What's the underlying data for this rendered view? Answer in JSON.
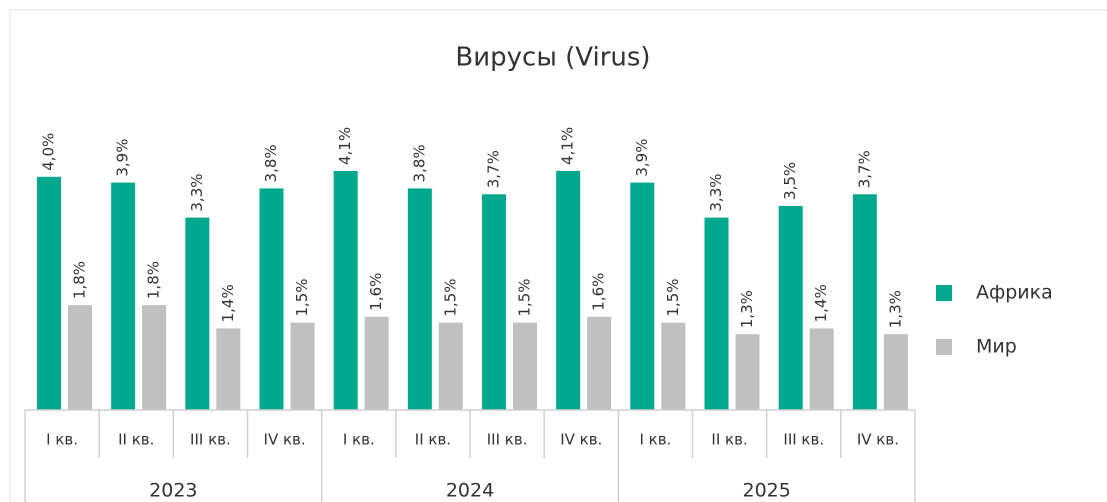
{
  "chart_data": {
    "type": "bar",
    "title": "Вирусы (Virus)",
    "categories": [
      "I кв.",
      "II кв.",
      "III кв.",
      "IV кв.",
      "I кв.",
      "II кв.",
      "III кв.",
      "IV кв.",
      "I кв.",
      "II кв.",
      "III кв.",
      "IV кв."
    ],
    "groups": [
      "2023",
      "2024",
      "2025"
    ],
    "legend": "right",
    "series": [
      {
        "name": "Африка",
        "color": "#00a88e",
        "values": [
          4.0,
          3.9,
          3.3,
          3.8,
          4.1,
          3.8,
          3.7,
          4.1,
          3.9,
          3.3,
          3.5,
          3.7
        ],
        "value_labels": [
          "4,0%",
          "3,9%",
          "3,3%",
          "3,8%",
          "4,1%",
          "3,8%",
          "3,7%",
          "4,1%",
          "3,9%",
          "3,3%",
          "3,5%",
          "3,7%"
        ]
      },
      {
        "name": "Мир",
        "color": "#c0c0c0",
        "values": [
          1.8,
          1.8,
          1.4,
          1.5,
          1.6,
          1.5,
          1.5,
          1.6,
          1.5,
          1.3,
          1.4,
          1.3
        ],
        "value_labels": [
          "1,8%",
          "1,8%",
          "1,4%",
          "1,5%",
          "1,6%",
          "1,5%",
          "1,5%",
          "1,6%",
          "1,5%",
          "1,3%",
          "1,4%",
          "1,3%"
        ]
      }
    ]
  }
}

§ **Required work**:
Your task is to output the material word for word while leaving out every image.

§ **Exercise answer**:
What's the underlying data for this rendered view? Answer in JSON.
{
  "chart_data": {
    "type": "bar",
    "title": "Вирусы (Virus)",
    "categories": [
      "I кв.",
      "II кв.",
      "III кв.",
      "IV кв.",
      "I кв.",
      "II кв.",
      "III кв.",
      "IV кв.",
      "I кв.",
      "II кв.",
      "III кв.",
      "IV кв."
    ],
    "groups": [
      "2023",
      "2024",
      "2025"
    ],
    "legend": "right",
    "series": [
      {
        "name": "Африка",
        "color": "#00a88e",
        "values": [
          4.0,
          3.9,
          3.3,
          3.8,
          4.1,
          3.8,
          3.7,
          4.1,
          3.9,
          3.3,
          3.5,
          3.7
        ],
        "value_labels": [
          "4,0%",
          "3,9%",
          "3,3%",
          "3,8%",
          "4,1%",
          "3,8%",
          "3,7%",
          "4,1%",
          "3,9%",
          "3,3%",
          "3,5%",
          "3,7%"
        ]
      },
      {
        "name": "Мир",
        "color": "#c0c0c0",
        "values": [
          1.8,
          1.8,
          1.4,
          1.5,
          1.6,
          1.5,
          1.5,
          1.6,
          1.5,
          1.3,
          1.4,
          1.3
        ],
        "value_labels": [
          "1,8%",
          "1,8%",
          "1,4%",
          "1,5%",
          "1,6%",
          "1,5%",
          "1,5%",
          "1,6%",
          "1,5%",
          "1,3%",
          "1,4%",
          "1,3%"
        ]
      }
    ]
  }
}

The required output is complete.